Records contained in a dataset:
● ● ● ● ●

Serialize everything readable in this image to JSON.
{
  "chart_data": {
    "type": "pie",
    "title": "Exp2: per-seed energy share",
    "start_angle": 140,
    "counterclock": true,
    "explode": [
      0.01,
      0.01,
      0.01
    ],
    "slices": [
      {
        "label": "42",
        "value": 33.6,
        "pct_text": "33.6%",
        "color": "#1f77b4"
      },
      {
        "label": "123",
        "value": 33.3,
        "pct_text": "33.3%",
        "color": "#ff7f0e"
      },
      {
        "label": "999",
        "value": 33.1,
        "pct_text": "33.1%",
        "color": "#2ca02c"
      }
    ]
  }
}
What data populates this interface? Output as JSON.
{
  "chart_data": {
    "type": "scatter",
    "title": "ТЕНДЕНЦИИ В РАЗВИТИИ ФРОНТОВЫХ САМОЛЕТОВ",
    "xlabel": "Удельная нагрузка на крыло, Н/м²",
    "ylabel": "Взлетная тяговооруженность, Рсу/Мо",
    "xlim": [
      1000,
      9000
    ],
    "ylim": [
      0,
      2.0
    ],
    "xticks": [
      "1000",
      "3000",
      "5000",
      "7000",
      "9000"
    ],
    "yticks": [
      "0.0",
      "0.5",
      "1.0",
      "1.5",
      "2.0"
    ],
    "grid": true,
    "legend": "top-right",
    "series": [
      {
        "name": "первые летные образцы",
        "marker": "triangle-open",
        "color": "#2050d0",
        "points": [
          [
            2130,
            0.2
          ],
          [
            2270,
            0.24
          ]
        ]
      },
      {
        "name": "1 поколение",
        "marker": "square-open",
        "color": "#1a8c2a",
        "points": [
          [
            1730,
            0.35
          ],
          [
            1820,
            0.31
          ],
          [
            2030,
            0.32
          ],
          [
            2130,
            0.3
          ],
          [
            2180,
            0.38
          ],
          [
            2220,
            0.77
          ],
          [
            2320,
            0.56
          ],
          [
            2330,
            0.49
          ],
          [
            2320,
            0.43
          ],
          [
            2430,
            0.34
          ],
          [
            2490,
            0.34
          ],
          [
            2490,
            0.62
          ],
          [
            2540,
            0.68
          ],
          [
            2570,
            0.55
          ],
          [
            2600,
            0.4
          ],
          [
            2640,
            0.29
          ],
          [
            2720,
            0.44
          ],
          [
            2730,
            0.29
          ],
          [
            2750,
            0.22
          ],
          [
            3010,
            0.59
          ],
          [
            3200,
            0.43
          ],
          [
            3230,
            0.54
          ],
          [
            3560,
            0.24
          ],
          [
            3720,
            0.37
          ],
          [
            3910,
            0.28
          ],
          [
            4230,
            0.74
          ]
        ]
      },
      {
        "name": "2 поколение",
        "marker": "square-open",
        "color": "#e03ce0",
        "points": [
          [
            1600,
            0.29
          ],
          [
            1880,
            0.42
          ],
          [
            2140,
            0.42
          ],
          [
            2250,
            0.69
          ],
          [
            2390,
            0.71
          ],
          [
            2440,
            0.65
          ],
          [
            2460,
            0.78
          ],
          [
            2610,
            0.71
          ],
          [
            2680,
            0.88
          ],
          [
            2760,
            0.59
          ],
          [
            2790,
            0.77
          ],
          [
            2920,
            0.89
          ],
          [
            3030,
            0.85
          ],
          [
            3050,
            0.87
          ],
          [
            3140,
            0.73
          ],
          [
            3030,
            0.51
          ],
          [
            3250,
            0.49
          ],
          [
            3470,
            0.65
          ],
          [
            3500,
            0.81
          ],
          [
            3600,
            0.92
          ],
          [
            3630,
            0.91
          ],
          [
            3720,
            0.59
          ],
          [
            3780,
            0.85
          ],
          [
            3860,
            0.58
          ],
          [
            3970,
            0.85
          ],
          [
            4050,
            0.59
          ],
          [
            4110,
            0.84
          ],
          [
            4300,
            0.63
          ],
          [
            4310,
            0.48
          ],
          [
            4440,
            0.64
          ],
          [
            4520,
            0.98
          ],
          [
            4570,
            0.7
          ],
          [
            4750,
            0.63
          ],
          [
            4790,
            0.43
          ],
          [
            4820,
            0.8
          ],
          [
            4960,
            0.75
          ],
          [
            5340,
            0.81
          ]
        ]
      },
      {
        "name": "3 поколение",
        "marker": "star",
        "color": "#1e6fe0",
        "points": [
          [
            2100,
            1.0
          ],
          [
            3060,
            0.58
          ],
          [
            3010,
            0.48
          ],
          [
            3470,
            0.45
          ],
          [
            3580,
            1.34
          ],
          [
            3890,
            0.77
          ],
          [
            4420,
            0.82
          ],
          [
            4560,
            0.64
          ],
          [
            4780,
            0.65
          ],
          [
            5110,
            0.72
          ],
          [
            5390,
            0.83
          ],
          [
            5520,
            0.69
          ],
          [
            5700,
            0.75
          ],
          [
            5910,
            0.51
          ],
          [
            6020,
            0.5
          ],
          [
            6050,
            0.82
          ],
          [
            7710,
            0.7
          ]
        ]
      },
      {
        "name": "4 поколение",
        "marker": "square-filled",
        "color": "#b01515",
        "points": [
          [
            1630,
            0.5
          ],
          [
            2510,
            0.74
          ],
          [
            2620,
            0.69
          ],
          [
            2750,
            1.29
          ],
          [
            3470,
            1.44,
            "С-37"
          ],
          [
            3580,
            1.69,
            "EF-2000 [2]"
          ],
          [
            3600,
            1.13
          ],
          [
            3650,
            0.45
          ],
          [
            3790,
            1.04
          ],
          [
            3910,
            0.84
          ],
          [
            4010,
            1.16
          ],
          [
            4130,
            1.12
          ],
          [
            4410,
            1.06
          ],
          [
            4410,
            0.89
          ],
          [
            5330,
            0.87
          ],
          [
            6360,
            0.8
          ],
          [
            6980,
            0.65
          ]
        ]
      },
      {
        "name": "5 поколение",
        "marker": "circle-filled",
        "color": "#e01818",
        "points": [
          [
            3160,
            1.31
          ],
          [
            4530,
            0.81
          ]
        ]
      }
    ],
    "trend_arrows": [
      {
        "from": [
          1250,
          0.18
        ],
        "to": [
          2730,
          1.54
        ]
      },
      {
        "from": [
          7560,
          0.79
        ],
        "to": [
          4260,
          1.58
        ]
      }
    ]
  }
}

● ● ● ● ●

**Required task:** Above are the records; retype every one exactly.

**Problem solution:**
Serialize everything readable in this image to JSON.
{
  "chart_data": {
    "type": "pie",
    "title": "Exp2: per-seed energy share",
    "start_angle": 140,
    "counterclock": true,
    "explode": [
      0.01,
      0.01,
      0.01
    ],
    "slices": [
      {
        "label": "42",
        "value": 33.6,
        "pct_text": "33.6%",
        "color": "#1f77b4"
      },
      {
        "label": "123",
        "value": 33.3,
        "pct_text": "33.3%",
        "color": "#ff7f0e"
      },
      {
        "label": "999",
        "value": 33.1,
        "pct_text": "33.1%",
        "color": "#2ca02c"
      }
    ]
  }
}
What data populates this interface? Output as JSON.
{
  "chart_data": {
    "type": "scatter",
    "title": "ТЕНДЕНЦИИ В РАЗВИТИИ ФРОНТОВЫХ САМОЛЕТОВ",
    "xlabel": "Удельная нагрузка на крыло, Н/м²",
    "ylabel": "Взлетная тяговооруженность, Рсу/Мо",
    "xlim": [
      1000,
      9000
    ],
    "ylim": [
      0,
      2.0
    ],
    "xticks": [
      "1000",
      "3000",
      "5000",
      "7000",
      "9000"
    ],
    "yticks": [
      "0.0",
      "0.5",
      "1.0",
      "1.5",
      "2.0"
    ],
    "grid": true,
    "legend": "top-right",
    "series": [
      {
        "name": "первые летные образцы",
        "marker": "triangle-open",
        "color": "#2050d0",
        "points": [
          [
            2130,
            0.2
          ],
          [
            2270,
            0.24
          ]
        ]
      },
      {
        "name": "1 поколение",
        "marker": "square-open",
        "color": "#1a8c2a",
        "points": [
          [
            1730,
            0.35
          ],
          [
            1820,
            0.31
          ],
          [
            2030,
            0.32
          ],
          [
            2130,
            0.3
          ],
          [
            2180,
            0.38
          ],
          [
            2220,
            0.77
          ],
          [
            2320,
            0.56
          ],
          [
            2330,
            0.49
          ],
          [
            2320,
            0.43
          ],
          [
            2430,
            0.34
          ],
          [
            2490,
            0.34
          ],
          [
            2490,
            0.62
          ],
          [
            2540,
            0.68
          ],
          [
            2570,
            0.55
          ],
          [
            2600,
            0.4
          ],
          [
            2640,
            0.29
          ],
          [
            2720,
            0.44
          ],
          [
            2730,
            0.29
          ],
          [
            2750,
            0.22
          ],
          [
            3010,
            0.59
          ],
          [
            3200,
            0.43
          ],
          [
            3230,
            0.54
          ],
          [
            3560,
            0.24
          ],
          [
            3720,
            0.37
          ],
          [
            3910,
            0.28
          ],
          [
            4230,
            0.74
          ]
        ]
      },
      {
        "name": "2 поколение",
        "marker": "square-open",
        "color": "#e03ce0",
        "points": [
          [
            1600,
            0.29
          ],
          [
            1880,
            0.42
          ],
          [
            2140,
            0.42
          ],
          [
            2250,
            0.69
          ],
          [
            2390,
            0.71
          ],
          [
            2440,
            0.65
          ],
          [
            2460,
            0.78
          ],
          [
            2610,
            0.71
          ],
          [
            2680,
            0.88
          ],
          [
            2760,
            0.59
          ],
          [
            2790,
            0.77
          ],
          [
            2920,
            0.89
          ],
          [
            3030,
            0.85
          ],
          [
            3050,
            0.87
          ],
          [
            3140,
            0.73
          ],
          [
            3030,
            0.51
          ],
          [
            3250,
            0.49
          ],
          [
            3470,
            0.65
          ],
          [
            3500,
            0.81
          ],
          [
            3600,
            0.92
          ],
          [
            3630,
            0.91
          ],
          [
            3720,
            0.59
          ],
          [
            3780,
            0.85
          ],
          [
            3860,
            0.58
          ],
          [
            3970,
            0.85
          ],
          [
            4050,
            0.59
          ],
          [
            4110,
            0.84
          ],
          [
            4300,
            0.63
          ],
          [
            4310,
            0.48
          ],
          [
            4440,
            0.64
          ],
          [
            4520,
            0.98
          ],
          [
            4570,
            0.7
          ],
          [
            4750,
            0.63
          ],
          [
            4790,
            0.43
          ],
          [
            4820,
            0.8
          ],
          [
            4960,
            0.75
          ],
          [
            5340,
            0.81
          ]
        ]
      },
      {
        "name": "3 поколение",
        "marker": "star",
        "color": "#1e6fe0",
        "points": [
          [
            2100,
            1.0
          ],
          [
            3060,
            0.58
          ],
          [
            3010,
            0.48
          ],
          [
            3470,
            0.45
          ],
          [
            3580,
            1.34
          ],
          [
            3890,
            0.77
          ],
          [
            4420,
            0.82
          ],
          [
            4560,
            0.64
          ],
          [
            4780,
            0.65
          ],
          [
            5110,
            0.72
          ],
          [
            5390,
            0.83
          ],
          [
            5520,
            0.69
          ],
          [
            5700,
            0.75
          ],
          [
            5910,
            0.51
          ],
          [
            6020,
            0.5
          ],
          [
            6050,
            0.82
          ],
          [
            7710,
            0.7
          ]
        ]
      },
      {
        "name": "4 поколение",
        "marker": "square-filled",
        "color": "#b01515",
        "points": [
          [
            1630,
            0.5
          ],
          [
            2510,
            0.74
          ],
          [
            2620,
            0.69
          ],
          [
            2750,
            1.29
          ],
          [
            3470,
            1.44,
            "С-37"
          ],
          [
            3580,
            1.69,
            "EF-2000 [2]"
          ],
          [
            3600,
            1.13
          ],
          [
            3650,
            0.45
          ],
          [
            3790,
            1.04
          ],
          [
            3910,
            0.84
          ],
          [
            4010,
            1.16
          ],
          [
            4130,
            1.12
          ],
          [
            4410,
            1.06
          ],
          [
            4410,
            0.89
          ],
          [
            5330,
            0.87
          ],
          [
            6360,
            0.8
          ],
          [
            6980,
            0.65
          ]
        ]
      },
      {
        "name": "5 поколение",
        "marker": "circle-filled",
        "color": "#e01818",
        "points": [
          [
            3160,
            1.31
          ],
          [
            4530,
            0.81
          ]
        ]
      }
    ],
    "trend_arrows": [
      {
        "from": [
          1250,
          0.18
        ],
        "to": [
          2730,
          1.54
        ]
      },
      {
        "from": [
          7560,
          0.79
        ],
        "to": [
          4260,
          1.58
        ]
      }
    ]
  }
}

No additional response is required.